Set problem: Locate every line in the records below that holds the word "University" and return each one.

Extracted data:
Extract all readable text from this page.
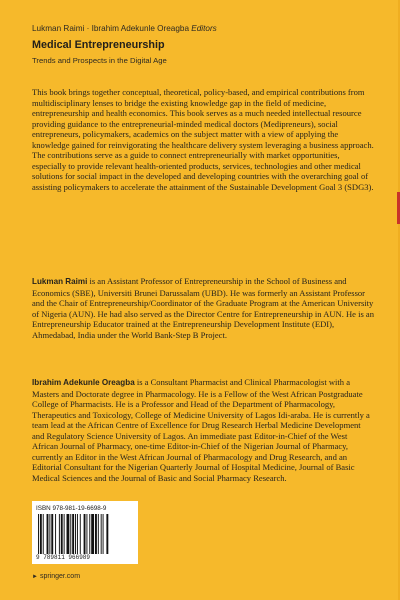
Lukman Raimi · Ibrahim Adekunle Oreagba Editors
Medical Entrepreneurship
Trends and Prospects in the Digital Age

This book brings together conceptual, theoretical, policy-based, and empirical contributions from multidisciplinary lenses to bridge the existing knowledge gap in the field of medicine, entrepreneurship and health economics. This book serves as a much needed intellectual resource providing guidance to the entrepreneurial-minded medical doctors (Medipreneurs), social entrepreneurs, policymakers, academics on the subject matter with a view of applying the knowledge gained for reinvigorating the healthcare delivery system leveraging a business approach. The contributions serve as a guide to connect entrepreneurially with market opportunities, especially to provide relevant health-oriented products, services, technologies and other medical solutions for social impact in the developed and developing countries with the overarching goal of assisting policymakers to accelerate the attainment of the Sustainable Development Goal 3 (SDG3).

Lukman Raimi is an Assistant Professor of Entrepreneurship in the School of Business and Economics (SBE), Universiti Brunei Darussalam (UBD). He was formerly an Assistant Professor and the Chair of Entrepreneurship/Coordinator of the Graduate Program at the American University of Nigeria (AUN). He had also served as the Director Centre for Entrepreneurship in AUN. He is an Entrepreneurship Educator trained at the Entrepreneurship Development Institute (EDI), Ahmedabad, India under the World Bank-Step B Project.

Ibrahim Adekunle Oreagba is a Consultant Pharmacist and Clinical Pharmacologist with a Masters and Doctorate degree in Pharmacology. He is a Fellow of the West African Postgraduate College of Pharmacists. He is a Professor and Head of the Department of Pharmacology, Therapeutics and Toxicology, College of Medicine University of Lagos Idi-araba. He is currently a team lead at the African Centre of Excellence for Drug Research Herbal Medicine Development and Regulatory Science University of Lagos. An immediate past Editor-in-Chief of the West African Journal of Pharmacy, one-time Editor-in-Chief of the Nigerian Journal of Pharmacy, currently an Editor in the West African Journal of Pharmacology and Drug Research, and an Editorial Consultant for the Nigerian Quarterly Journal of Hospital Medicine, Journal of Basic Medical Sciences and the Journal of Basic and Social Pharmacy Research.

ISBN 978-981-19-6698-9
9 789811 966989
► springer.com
* * *
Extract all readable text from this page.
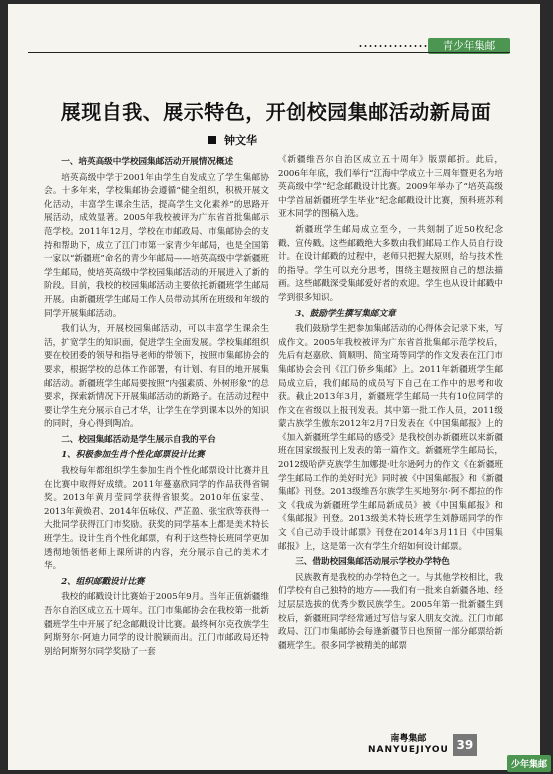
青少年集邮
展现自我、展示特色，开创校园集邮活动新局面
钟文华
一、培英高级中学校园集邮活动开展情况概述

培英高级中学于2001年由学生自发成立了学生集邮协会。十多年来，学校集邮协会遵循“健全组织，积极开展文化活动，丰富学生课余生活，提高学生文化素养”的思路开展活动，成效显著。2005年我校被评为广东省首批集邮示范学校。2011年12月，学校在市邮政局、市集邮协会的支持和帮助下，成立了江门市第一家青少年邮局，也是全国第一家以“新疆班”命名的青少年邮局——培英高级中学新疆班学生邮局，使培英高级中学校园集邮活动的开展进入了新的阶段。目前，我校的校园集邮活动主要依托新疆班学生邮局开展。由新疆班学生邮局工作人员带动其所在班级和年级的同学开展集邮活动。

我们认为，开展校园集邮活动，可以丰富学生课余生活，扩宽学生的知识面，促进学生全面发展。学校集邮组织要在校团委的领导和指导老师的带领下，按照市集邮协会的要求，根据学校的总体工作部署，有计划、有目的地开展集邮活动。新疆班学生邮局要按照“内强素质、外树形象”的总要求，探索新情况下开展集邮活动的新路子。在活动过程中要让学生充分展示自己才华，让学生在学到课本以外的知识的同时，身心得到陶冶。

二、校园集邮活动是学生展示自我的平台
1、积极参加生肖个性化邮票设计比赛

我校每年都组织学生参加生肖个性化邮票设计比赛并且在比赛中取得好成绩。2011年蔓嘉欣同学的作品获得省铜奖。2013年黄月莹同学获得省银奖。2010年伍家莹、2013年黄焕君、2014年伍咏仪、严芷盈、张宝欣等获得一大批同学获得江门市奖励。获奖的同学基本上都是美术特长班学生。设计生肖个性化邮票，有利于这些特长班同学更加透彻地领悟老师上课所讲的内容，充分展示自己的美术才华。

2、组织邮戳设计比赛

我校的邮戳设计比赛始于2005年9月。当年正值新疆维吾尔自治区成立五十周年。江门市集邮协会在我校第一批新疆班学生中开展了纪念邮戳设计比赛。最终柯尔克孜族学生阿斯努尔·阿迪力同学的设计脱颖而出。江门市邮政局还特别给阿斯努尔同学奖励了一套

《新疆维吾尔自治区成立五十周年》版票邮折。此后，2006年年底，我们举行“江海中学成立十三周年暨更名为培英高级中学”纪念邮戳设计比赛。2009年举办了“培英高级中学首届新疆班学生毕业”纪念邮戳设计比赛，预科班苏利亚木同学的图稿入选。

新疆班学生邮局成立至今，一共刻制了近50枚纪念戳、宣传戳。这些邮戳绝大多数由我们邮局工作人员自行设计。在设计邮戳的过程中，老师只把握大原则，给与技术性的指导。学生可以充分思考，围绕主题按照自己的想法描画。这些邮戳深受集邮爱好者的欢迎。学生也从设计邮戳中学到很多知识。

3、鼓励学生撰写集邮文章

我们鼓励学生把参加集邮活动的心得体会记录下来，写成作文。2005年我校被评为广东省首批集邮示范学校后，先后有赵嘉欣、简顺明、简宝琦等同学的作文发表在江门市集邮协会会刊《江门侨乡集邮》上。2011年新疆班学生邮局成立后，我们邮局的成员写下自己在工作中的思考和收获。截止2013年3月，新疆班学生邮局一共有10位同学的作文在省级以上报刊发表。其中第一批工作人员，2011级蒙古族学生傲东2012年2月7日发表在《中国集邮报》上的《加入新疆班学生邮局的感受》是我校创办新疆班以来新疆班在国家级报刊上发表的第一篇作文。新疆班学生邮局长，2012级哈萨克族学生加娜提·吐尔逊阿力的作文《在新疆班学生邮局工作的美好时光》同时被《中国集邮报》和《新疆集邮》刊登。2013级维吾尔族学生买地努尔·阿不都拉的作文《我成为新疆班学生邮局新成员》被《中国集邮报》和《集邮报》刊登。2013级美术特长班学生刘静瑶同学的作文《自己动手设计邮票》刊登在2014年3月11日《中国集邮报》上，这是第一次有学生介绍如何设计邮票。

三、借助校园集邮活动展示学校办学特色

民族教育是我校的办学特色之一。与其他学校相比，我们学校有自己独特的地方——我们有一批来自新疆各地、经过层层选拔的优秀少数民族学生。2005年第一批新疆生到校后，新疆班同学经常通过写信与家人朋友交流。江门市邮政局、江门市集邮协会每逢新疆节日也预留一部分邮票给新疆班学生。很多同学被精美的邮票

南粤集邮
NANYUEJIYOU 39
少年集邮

Solution below:
Lukman Raimi is an Assistant Professor of Entrepreneurship in the School of Business and Economics (SBE), Universiti Brunei Darussalam (UBD). He was formerly an Assistant Professor and the Chair of Entrepreneurship/Coordinator of the Graduate Program at the American University of Nigeria (AUN). He had also served as the Director Centre for Entrepreneurship in AUN. He is an Entrepreneurship Educator trained at the Entrepreneurship Development Institute (EDI), Ahmedabad, India under the World Bank-Step B Project.
Ibrahim Adekunle Oreagba is a Consultant Pharmacist and Clinical Pharmacologist with a Masters and Doctorate degree in Pharmacology. He is a Fellow of the West African Postgraduate College of Pharmacists. He is a Professor and Head of the Department of Pharmacology, Therapeutics and Toxicology, College of Medicine University of Lagos Idi-araba. He is currently a team lead at the African Centre of Excellence for Drug Research Herbal Medicine Development and Regulatory Science University of Lagos. An immediate past Editor-in-Chief of the West African Journal of Pharmacy, one-time Editor-in-Chief of the Nigerian Journal of Pharmacy, currently an Editor in the West African Journal of Pharmacology and Drug Research, and an Editorial Consultant for the Nigerian Quarterly Journal of Hospital Medicine, Journal of Basic Medical Sciences and the Journal of Basic and Social Pharmacy Research.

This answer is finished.